Dataset items
============================================================

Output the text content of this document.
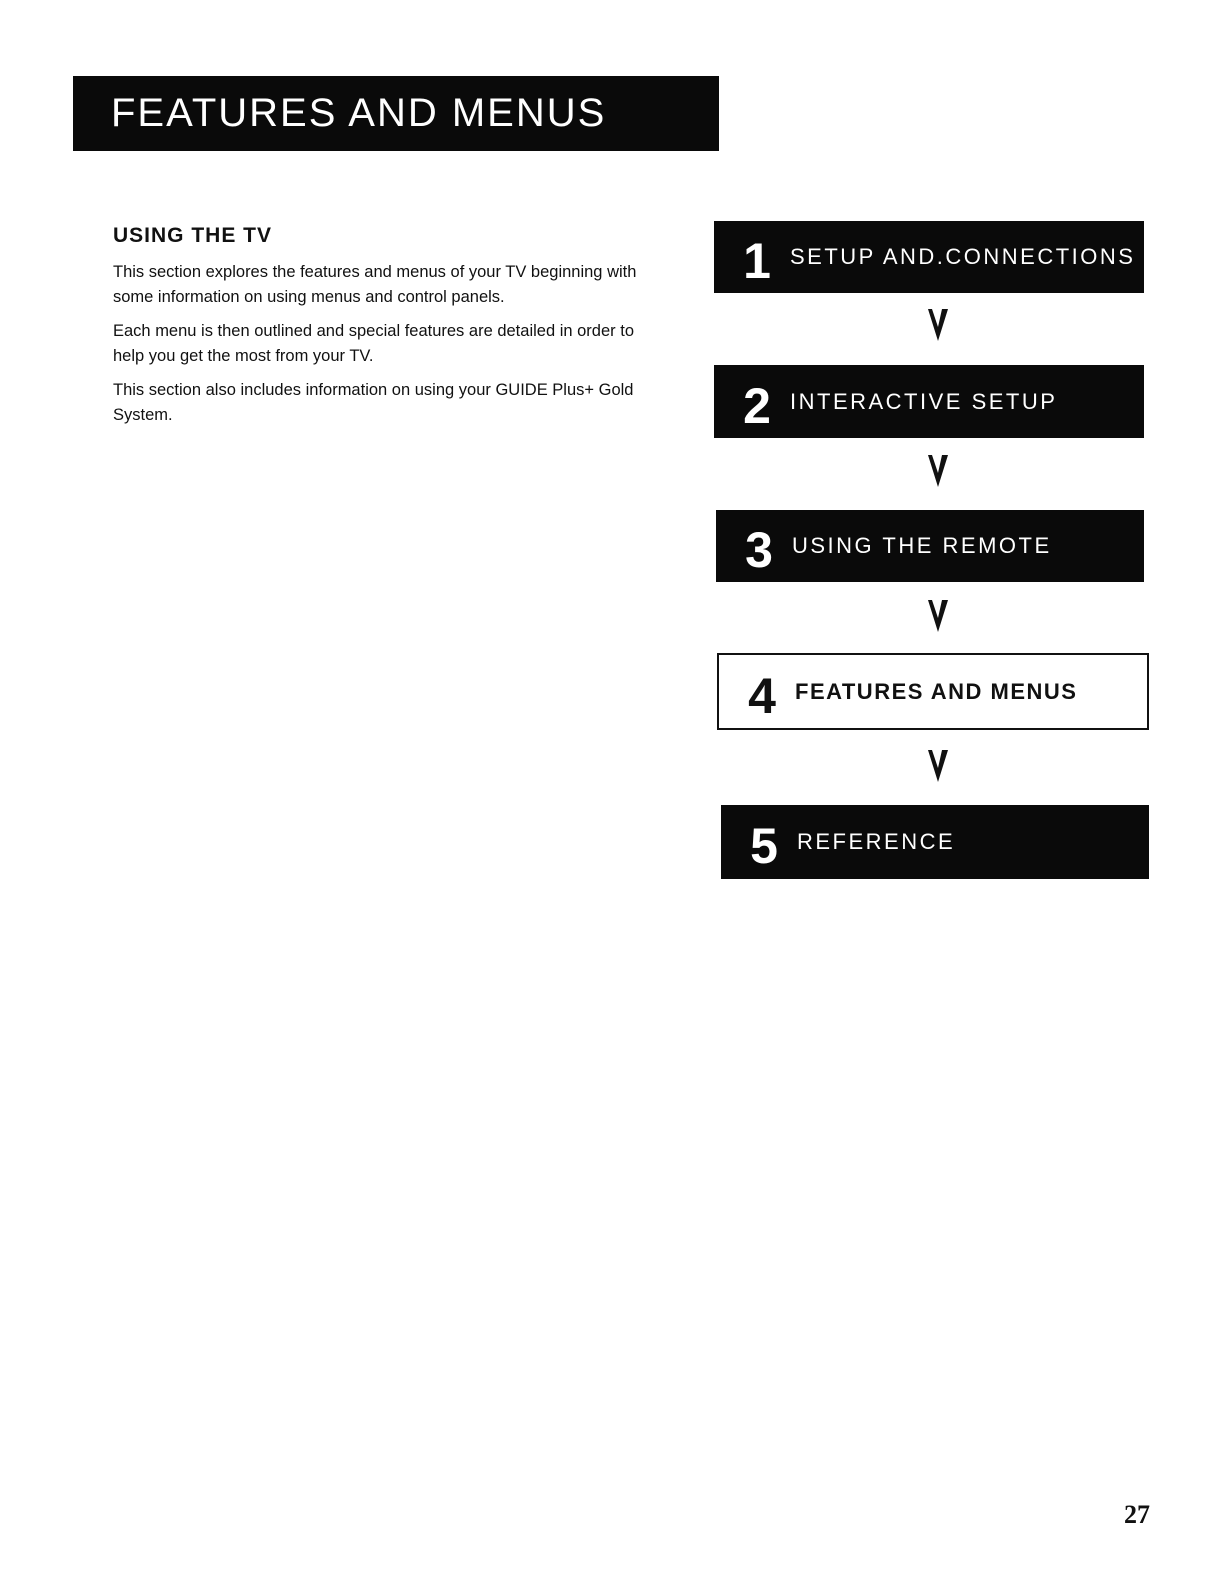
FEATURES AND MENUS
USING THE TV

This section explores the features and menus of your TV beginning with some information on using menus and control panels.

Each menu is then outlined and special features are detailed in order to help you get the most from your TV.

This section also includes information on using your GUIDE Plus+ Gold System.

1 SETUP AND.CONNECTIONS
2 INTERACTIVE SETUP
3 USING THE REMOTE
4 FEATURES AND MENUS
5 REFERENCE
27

============================================================

Copy each line of the data above that holds "your".

This section explores the features and menus of your TV beginning with some information on using menus and control panels.
Each menu is then outlined and special features are detailed in order to help you get the most from your TV.
This section also includes information on using your GUIDE Plus+ Gold System.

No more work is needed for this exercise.